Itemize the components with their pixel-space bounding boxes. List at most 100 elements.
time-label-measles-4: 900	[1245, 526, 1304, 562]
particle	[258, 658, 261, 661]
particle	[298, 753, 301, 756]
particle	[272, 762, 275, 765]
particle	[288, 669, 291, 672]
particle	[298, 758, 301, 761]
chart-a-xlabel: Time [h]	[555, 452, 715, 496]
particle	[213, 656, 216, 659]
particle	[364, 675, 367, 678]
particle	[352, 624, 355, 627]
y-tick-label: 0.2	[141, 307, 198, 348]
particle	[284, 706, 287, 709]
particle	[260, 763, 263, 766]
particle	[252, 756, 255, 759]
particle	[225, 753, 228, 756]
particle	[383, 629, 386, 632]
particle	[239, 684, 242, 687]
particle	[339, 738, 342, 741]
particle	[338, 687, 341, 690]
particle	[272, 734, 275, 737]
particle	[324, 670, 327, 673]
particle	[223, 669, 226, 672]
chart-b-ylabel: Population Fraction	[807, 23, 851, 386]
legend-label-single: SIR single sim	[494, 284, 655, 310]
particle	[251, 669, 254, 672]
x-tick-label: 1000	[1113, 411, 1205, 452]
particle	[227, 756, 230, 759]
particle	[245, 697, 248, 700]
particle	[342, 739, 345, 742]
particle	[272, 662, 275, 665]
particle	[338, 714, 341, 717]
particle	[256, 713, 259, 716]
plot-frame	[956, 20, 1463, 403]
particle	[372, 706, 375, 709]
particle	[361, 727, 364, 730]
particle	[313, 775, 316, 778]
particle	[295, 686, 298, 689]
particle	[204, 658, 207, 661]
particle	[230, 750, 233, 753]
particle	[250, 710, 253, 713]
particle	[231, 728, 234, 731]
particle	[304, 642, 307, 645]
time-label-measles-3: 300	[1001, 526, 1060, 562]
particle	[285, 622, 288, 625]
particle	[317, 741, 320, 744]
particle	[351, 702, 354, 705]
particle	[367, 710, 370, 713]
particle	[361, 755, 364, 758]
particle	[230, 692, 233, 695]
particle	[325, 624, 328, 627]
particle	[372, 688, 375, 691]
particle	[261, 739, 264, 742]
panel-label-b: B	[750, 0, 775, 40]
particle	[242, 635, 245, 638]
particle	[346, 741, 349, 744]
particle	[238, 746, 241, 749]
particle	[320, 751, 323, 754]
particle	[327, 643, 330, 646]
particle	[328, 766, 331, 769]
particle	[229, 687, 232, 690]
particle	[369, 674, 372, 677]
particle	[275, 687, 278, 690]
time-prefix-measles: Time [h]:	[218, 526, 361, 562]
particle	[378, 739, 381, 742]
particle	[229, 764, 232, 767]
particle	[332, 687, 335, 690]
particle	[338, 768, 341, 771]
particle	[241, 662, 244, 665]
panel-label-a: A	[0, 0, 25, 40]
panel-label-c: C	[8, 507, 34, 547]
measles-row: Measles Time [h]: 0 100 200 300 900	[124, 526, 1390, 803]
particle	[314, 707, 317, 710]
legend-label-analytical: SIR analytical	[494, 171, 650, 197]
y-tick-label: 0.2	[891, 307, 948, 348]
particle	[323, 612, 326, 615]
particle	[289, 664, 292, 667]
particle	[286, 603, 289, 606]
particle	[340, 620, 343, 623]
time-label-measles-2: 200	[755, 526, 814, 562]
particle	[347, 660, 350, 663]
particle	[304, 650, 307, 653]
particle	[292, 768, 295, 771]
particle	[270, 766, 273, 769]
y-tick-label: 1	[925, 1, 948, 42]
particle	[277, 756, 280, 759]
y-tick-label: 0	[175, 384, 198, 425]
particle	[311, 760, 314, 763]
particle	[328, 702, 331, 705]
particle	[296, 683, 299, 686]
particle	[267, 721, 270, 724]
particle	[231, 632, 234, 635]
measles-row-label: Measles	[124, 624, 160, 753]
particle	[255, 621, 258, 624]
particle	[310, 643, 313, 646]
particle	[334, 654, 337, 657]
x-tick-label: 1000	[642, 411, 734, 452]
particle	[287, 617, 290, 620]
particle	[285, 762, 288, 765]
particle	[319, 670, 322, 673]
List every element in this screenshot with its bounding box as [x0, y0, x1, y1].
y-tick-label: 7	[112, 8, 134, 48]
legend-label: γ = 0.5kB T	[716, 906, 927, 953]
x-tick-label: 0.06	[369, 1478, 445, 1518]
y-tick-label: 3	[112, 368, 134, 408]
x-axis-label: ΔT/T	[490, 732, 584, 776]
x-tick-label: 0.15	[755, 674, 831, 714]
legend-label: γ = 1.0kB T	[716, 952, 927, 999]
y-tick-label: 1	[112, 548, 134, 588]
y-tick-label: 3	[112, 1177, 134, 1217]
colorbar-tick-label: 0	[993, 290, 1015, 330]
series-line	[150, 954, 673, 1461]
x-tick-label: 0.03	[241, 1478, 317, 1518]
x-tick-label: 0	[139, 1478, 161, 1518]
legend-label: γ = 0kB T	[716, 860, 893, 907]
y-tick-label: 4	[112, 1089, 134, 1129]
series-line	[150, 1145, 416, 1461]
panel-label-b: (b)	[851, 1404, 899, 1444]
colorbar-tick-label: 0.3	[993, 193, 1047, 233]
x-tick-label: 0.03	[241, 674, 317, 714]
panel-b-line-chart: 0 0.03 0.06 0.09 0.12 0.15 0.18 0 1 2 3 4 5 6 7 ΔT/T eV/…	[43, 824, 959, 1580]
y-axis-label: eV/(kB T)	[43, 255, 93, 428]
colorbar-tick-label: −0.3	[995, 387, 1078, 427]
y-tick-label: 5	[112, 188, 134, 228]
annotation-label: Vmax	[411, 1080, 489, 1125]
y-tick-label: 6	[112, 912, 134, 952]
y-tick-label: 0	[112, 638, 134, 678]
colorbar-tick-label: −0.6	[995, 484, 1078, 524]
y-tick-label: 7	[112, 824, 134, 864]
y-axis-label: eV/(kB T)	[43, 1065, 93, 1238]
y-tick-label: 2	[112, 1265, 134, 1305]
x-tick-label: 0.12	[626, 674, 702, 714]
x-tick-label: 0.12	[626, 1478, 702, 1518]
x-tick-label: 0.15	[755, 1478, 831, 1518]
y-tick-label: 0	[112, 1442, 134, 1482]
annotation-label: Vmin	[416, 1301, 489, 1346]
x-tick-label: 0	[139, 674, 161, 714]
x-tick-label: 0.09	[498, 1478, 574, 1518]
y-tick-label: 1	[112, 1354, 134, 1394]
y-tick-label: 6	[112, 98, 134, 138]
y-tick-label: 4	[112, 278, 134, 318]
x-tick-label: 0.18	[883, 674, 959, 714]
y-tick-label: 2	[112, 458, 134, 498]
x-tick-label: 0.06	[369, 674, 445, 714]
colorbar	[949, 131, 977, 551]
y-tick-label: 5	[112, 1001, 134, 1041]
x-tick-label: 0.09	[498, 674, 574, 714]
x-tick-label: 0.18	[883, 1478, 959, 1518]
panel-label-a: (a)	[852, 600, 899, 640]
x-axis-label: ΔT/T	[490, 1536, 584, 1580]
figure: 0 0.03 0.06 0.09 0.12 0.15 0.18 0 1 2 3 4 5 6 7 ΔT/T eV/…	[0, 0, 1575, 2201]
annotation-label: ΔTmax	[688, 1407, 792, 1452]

________________________

» WHAT THIS TASK INVOLVES
Copy the material above line for line, keeping every character unchanged.

» RESULT OF THIS EXERCISE
Itemize the components with their pixel-space bounding boxes. List at most 100 elements.
time-label-measles-4: 900	[1245, 526, 1304, 562]
particle	[258, 658, 261, 661]
particle	[298, 753, 301, 756]
particle	[272, 762, 275, 765]
particle	[288, 669, 291, 672]
particle	[298, 758, 301, 761]
chart-a-xlabel: Time [h]	[555, 452, 715, 496]
particle	[213, 656, 216, 659]
particle	[364, 675, 367, 678]
particle	[352, 624, 355, 627]
y-tick-label: 0.2	[141, 307, 198, 348]
particle	[284, 706, 287, 709]
particle	[260, 763, 263, 766]
particle	[252, 756, 255, 759]
particle	[225, 753, 228, 756]
particle	[383, 629, 386, 632]
particle	[239, 684, 242, 687]
particle	[339, 738, 342, 741]
particle	[338, 687, 341, 690]
particle	[272, 734, 275, 737]
particle	[324, 670, 327, 673]
particle	[223, 669, 226, 672]
chart-b-ylabel: Population Fraction	[807, 23, 851, 386]
legend-label-single: SIR single sim	[494, 284, 655, 310]
particle	[251, 669, 254, 672]
x-tick-label: 1000	[1113, 411, 1205, 452]
particle	[227, 756, 230, 759]
particle	[245, 697, 248, 700]
particle	[342, 739, 345, 742]
particle	[272, 662, 275, 665]
particle	[338, 714, 341, 717]
particle	[256, 713, 259, 716]
plot-frame	[956, 20, 1463, 403]
particle	[372, 706, 375, 709]
particle	[361, 727, 364, 730]
particle	[313, 775, 316, 778]
particle	[295, 686, 298, 689]
particle	[204, 658, 207, 661]
particle	[230, 750, 233, 753]
particle	[250, 710, 253, 713]
particle	[231, 728, 234, 731]
particle	[304, 642, 307, 645]
time-label-measles-3: 300	[1001, 526, 1060, 562]
particle	[285, 622, 288, 625]
particle	[317, 741, 320, 744]
particle	[351, 702, 354, 705]
particle	[367, 710, 370, 713]
particle	[361, 755, 364, 758]
particle	[230, 692, 233, 695]
particle	[325, 624, 328, 627]
particle	[372, 688, 375, 691]
particle	[261, 739, 264, 742]
panel-label-b: B	[750, 0, 775, 40]
particle	[242, 635, 245, 638]
particle	[346, 741, 349, 744]
particle	[238, 746, 241, 749]
particle	[320, 751, 323, 754]
particle	[327, 643, 330, 646]
particle	[328, 766, 331, 769]
particle	[229, 687, 232, 690]
particle	[369, 674, 372, 677]
particle	[275, 687, 278, 690]
time-prefix-measles: Time [h]:	[218, 526, 361, 562]
particle	[378, 739, 381, 742]
particle	[229, 764, 232, 767]
particle	[332, 687, 335, 690]
particle	[338, 768, 341, 771]
particle	[241, 662, 244, 665]
panel-label-a: A	[0, 0, 25, 40]
panel-label-c: C	[8, 507, 34, 547]
measles-row: Measles Time [h]: 0 100 200 300 900	[124, 526, 1390, 803]
particle	[314, 707, 317, 710]
legend-label-analytical: SIR analytical	[494, 171, 650, 197]
y-tick-label: 0.2	[891, 307, 948, 348]
particle	[323, 612, 326, 615]
particle	[289, 664, 292, 667]
particle	[286, 603, 289, 606]
particle	[340, 620, 343, 623]
time-label-measles-2: 200	[755, 526, 814, 562]
particle	[347, 660, 350, 663]
particle	[304, 650, 307, 653]
particle	[292, 768, 295, 771]
particle	[270, 766, 273, 769]
y-tick-label: 1	[925, 1, 948, 42]
particle	[277, 756, 280, 759]
y-tick-label: 0	[175, 384, 198, 425]
particle	[311, 760, 314, 763]
particle	[328, 702, 331, 705]
particle	[296, 683, 299, 686]
particle	[267, 721, 270, 724]
particle	[231, 632, 234, 635]
measles-row-label: Measles	[124, 624, 160, 753]
particle	[255, 621, 258, 624]
particle	[310, 643, 313, 646]
particle	[334, 654, 337, 657]
x-tick-label: 1000	[642, 411, 734, 452]
particle	[287, 617, 290, 620]
particle	[285, 762, 288, 765]
particle	[319, 670, 322, 673]
List every element in this screenshot with its bounding box as [x0, y0, x1, y1].
y-tick-label: 7	[112, 8, 134, 48]
legend-label: γ = 0.5kB T	[716, 906, 927, 953]
x-tick-label: 0.06	[369, 1478, 445, 1518]
y-tick-label: 3	[112, 368, 134, 408]
x-axis-label: ΔT/T	[490, 732, 584, 776]
x-tick-label: 0.15	[755, 674, 831, 714]
legend-label: γ = 1.0kB T	[716, 952, 927, 999]
y-tick-label: 1	[112, 548, 134, 588]
y-tick-label: 3	[112, 1177, 134, 1217]
colorbar-tick-label: 0	[993, 290, 1015, 330]
series-line	[150, 954, 673, 1461]
x-tick-label: 0.03	[241, 1478, 317, 1518]
x-tick-label: 0	[139, 1478, 161, 1518]
legend-label: γ = 0kB T	[716, 860, 893, 907]
y-tick-label: 4	[112, 1089, 134, 1129]
series-line	[150, 1145, 416, 1461]
panel-label-b: (b)	[851, 1404, 899, 1444]
colorbar-tick-label: 0.3	[993, 193, 1047, 233]
x-tick-label: 0.03	[241, 674, 317, 714]
panel-b-line-chart: 0 0.03 0.06 0.09 0.12 0.15 0.18 0 1 2 3 4 5 6 7 ΔT/T eV/…	[43, 824, 959, 1580]
y-axis-label: eV/(kB T)	[43, 255, 93, 428]
colorbar-tick-label: −0.3	[995, 387, 1078, 427]
y-tick-label: 5	[112, 188, 134, 228]
annotation-label: Vmax	[411, 1080, 489, 1125]
y-tick-label: 6	[112, 912, 134, 952]
y-tick-label: 0	[112, 638, 134, 678]
colorbar-tick-label: −0.6	[995, 484, 1078, 524]
y-tick-label: 7	[112, 824, 134, 864]
y-axis-label: eV/(kB T)	[43, 1065, 93, 1238]
y-tick-label: 2	[112, 1265, 134, 1305]
x-tick-label: 0.12	[626, 674, 702, 714]
x-tick-label: 0.12	[626, 1478, 702, 1518]
x-tick-label: 0.15	[755, 1478, 831, 1518]
y-tick-label: 0	[112, 1442, 134, 1482]
annotation-label: Vmin	[416, 1301, 489, 1346]
x-tick-label: 0	[139, 674, 161, 714]
x-tick-label: 0.09	[498, 1478, 574, 1518]
y-tick-label: 1	[112, 1354, 134, 1394]
y-tick-label: 6	[112, 98, 134, 138]
y-tick-label: 4	[112, 278, 134, 318]
x-tick-label: 0.18	[883, 674, 959, 714]
y-tick-label: 2	[112, 458, 134, 498]
x-tick-label: 0.06	[369, 674, 445, 714]
colorbar	[949, 131, 977, 551]
y-tick-label: 5	[112, 1001, 134, 1041]
x-tick-label: 0.09	[498, 674, 574, 714]
x-tick-label: 0.18	[883, 1478, 959, 1518]
panel-label-a: (a)	[852, 600, 899, 640]
x-axis-label: ΔT/T	[490, 1536, 584, 1580]
figure: 0 0.03 0.06 0.09 0.12 0.15 0.18 0 1 2 3 4 5 6 7 ΔT/T eV/…	[0, 0, 1575, 2201]
annotation-label: ΔTmax	[688, 1407, 792, 1452]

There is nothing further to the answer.